The request - Give an exact transcription of every line, dropping the images.

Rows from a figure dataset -
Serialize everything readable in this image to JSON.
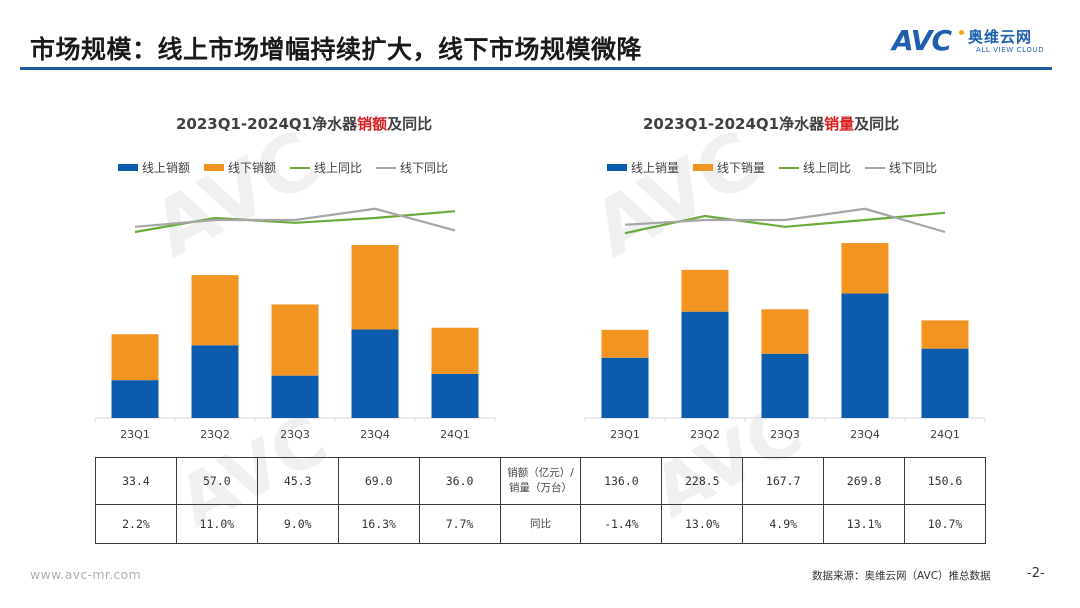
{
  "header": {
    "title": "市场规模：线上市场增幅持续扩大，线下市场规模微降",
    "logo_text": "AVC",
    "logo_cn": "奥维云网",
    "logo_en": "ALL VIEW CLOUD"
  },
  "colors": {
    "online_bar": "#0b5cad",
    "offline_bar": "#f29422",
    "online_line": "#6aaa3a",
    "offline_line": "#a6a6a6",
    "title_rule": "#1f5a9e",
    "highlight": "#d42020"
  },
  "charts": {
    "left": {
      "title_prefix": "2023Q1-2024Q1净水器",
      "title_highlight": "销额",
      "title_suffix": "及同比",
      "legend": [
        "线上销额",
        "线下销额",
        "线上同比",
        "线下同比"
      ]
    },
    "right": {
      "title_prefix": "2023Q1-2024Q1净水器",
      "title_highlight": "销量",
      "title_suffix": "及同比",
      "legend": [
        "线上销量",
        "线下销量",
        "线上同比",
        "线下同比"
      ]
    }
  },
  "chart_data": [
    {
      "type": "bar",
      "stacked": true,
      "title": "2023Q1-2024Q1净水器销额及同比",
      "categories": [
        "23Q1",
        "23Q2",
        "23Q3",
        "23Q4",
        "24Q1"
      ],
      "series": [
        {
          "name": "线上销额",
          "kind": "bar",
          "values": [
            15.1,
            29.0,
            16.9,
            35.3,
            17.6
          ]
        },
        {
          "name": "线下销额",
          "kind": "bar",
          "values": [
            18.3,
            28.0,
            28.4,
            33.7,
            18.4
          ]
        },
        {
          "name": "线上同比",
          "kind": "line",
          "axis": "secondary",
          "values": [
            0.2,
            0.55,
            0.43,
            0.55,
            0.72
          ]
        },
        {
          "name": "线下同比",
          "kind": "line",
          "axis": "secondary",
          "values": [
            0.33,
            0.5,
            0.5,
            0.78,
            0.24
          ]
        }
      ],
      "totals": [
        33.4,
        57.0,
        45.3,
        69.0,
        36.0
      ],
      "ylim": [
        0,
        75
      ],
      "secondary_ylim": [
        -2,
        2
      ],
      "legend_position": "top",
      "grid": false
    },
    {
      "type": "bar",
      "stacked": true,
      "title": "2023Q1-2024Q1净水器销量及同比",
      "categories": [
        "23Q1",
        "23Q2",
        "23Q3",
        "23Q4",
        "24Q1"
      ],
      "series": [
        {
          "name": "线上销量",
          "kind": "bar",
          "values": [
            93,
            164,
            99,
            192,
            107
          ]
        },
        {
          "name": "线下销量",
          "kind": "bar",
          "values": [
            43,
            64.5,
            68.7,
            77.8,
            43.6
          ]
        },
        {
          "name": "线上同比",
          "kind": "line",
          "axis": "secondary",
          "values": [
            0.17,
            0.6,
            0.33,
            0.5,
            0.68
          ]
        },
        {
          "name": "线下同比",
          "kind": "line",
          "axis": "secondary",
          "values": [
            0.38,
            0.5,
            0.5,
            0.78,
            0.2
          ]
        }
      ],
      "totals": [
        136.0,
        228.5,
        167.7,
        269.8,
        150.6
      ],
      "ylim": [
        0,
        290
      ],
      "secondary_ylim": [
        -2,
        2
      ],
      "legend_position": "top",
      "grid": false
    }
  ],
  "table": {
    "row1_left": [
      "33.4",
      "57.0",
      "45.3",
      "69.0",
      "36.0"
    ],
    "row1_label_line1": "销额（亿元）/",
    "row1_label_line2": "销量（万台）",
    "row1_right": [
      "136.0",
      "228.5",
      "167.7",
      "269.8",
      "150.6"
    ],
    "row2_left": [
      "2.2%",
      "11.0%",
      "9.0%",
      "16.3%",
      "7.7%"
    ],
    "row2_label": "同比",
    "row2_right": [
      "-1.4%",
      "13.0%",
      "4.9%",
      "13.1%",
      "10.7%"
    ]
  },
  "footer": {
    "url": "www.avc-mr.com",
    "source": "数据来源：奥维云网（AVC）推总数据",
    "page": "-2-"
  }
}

The output -
Serialize everything readable in this image to JSON.
{
  "header": {
    "title": "市场规模：线上市场增幅持续扩大，线下市场规模微降",
    "logo_text": "AVC",
    "logo_cn": "奥维云网",
    "logo_en": "ALL VIEW CLOUD"
  },
  "colors": {
    "online_bar": "#0b5cad",
    "offline_bar": "#f29422",
    "online_line": "#6aaa3a",
    "offline_line": "#a6a6a6",
    "title_rule": "#1f5a9e",
    "highlight": "#d42020"
  },
  "charts": {
    "left": {
      "title_prefix": "2023Q1-2024Q1净水器",
      "title_highlight": "销额",
      "title_suffix": "及同比",
      "legend": [
        "线上销额",
        "线下销额",
        "线上同比",
        "线下同比"
      ]
    },
    "right": {
      "title_prefix": "2023Q1-2024Q1净水器",
      "title_highlight": "销量",
      "title_suffix": "及同比",
      "legend": [
        "线上销量",
        "线下销量",
        "线上同比",
        "线下同比"
      ]
    }
  },
  "chart_data": [
    {
      "type": "bar",
      "stacked": true,
      "title": "2023Q1-2024Q1净水器销额及同比",
      "categories": [
        "23Q1",
        "23Q2",
        "23Q3",
        "23Q4",
        "24Q1"
      ],
      "series": [
        {
          "name": "线上销额",
          "kind": "bar",
          "values": [
            15.1,
            29.0,
            16.9,
            35.3,
            17.6
          ]
        },
        {
          "name": "线下销额",
          "kind": "bar",
          "values": [
            18.3,
            28.0,
            28.4,
            33.7,
            18.4
          ]
        },
        {
          "name": "线上同比",
          "kind": "line",
          "axis": "secondary",
          "values": [
            0.2,
            0.55,
            0.43,
            0.55,
            0.72
          ]
        },
        {
          "name": "线下同比",
          "kind": "line",
          "axis": "secondary",
          "values": [
            0.33,
            0.5,
            0.5,
            0.78,
            0.24
          ]
        }
      ],
      "totals": [
        33.4,
        57.0,
        45.3,
        69.0,
        36.0
      ],
      "ylim": [
        0,
        75
      ],
      "secondary_ylim": [
        -2,
        2
      ],
      "legend_position": "top",
      "grid": false
    },
    {
      "type": "bar",
      "stacked": true,
      "title": "2023Q1-2024Q1净水器销量及同比",
      "categories": [
        "23Q1",
        "23Q2",
        "23Q3",
        "23Q4",
        "24Q1"
      ],
      "series": [
        {
          "name": "线上销量",
          "kind": "bar",
          "values": [
            93,
            164,
            99,
            192,
            107
          ]
        },
        {
          "name": "线下销量",
          "kind": "bar",
          "values": [
            43,
            64.5,
            68.7,
            77.8,
            43.6
          ]
        },
        {
          "name": "线上同比",
          "kind": "line",
          "axis": "secondary",
          "values": [
            0.17,
            0.6,
            0.33,
            0.5,
            0.68
          ]
        },
        {
          "name": "线下同比",
          "kind": "line",
          "axis": "secondary",
          "values": [
            0.38,
            0.5,
            0.5,
            0.78,
            0.2
          ]
        }
      ],
      "totals": [
        136.0,
        228.5,
        167.7,
        269.8,
        150.6
      ],
      "ylim": [
        0,
        290
      ],
      "secondary_ylim": [
        -2,
        2
      ],
      "legend_position": "top",
      "grid": false
    }
  ],
  "table": {
    "row1_left": [
      "33.4",
      "57.0",
      "45.3",
      "69.0",
      "36.0"
    ],
    "row1_label_line1": "销额（亿元）/",
    "row1_label_line2": "销量（万台）",
    "row1_right": [
      "136.0",
      "228.5",
      "167.7",
      "269.8",
      "150.6"
    ],
    "row2_left": [
      "2.2%",
      "11.0%",
      "9.0%",
      "16.3%",
      "7.7%"
    ],
    "row2_label": "同比",
    "row2_right": [
      "-1.4%",
      "13.0%",
      "4.9%",
      "13.1%",
      "10.7%"
    ]
  },
  "footer": {
    "url": "www.avc-mr.com",
    "source": "数据来源：奥维云网（AVC）推总数据",
    "page": "-2-"
  }
}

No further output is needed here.